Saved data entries
-------
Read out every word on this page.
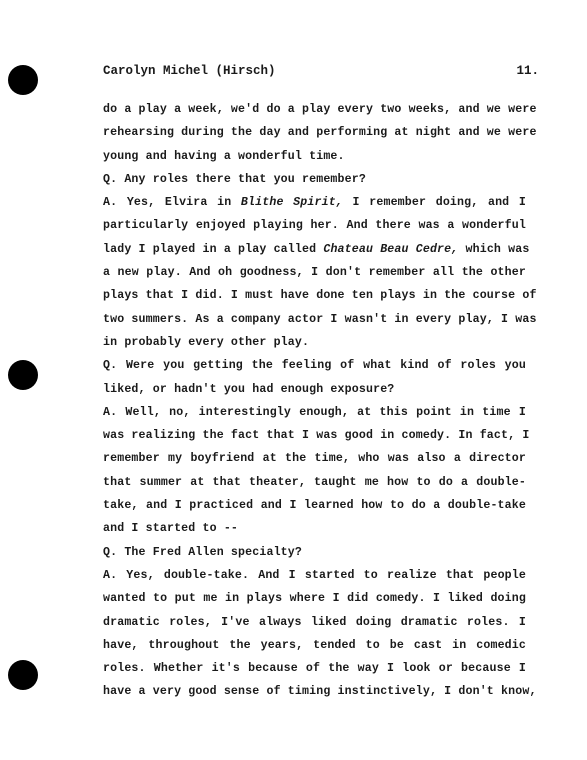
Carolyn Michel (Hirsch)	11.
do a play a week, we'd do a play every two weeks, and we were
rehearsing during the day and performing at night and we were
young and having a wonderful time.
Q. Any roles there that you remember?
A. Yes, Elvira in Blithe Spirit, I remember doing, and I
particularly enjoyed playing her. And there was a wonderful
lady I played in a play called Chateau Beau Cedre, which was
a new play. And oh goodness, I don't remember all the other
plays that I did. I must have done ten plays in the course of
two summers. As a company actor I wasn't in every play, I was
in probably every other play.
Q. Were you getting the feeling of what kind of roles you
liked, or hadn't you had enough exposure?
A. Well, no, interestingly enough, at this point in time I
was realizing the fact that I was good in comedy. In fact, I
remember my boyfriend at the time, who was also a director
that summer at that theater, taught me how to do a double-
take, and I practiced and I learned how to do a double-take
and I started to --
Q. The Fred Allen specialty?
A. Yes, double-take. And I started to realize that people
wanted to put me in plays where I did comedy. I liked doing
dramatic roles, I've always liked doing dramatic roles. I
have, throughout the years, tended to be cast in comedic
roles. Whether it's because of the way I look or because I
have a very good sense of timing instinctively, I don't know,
-------
WHAT YOU WILL DO: Copy out all of the material exactly as written, without its pictures.

TASK ANSWER:
Read out every word on this page.
Carolyn Michel (Hirsch)	11.
do a play a week, we'd do a play every two weeks, and we were
rehearsing during the day and performing at night and we were
young and having a wonderful time.
Q. Any roles there that you remember?
A. Yes, Elvira in Blithe Spirit, I remember doing, and I
particularly enjoyed playing her. And there was a wonderful
lady I played in a play called Chateau Beau Cedre, which was
a new play. And oh goodness, I don't remember all the other
plays that I did. I must have done ten plays in the course of
two summers. As a company actor I wasn't in every play, I was
in probably every other play.
Q. Were you getting the feeling of what kind of roles you
liked, or hadn't you had enough exposure?
A. Well, no, interestingly enough, at this point in time I
was realizing the fact that I was good in comedy. In fact, I
remember my boyfriend at the time, who was also a director
that summer at that theater, taught me how to do a double-
take, and I practiced and I learned how to do a double-take
and I started to --
Q. The Fred Allen specialty?
A. Yes, double-take. And I started to realize that people
wanted to put me in plays where I did comedy. I liked doing
dramatic roles, I've always liked doing dramatic roles. I
have, throughout the years, tended to be cast in comedic
roles. Whether it's because of the way I look or because I
have a very good sense of timing instinctively, I don't know,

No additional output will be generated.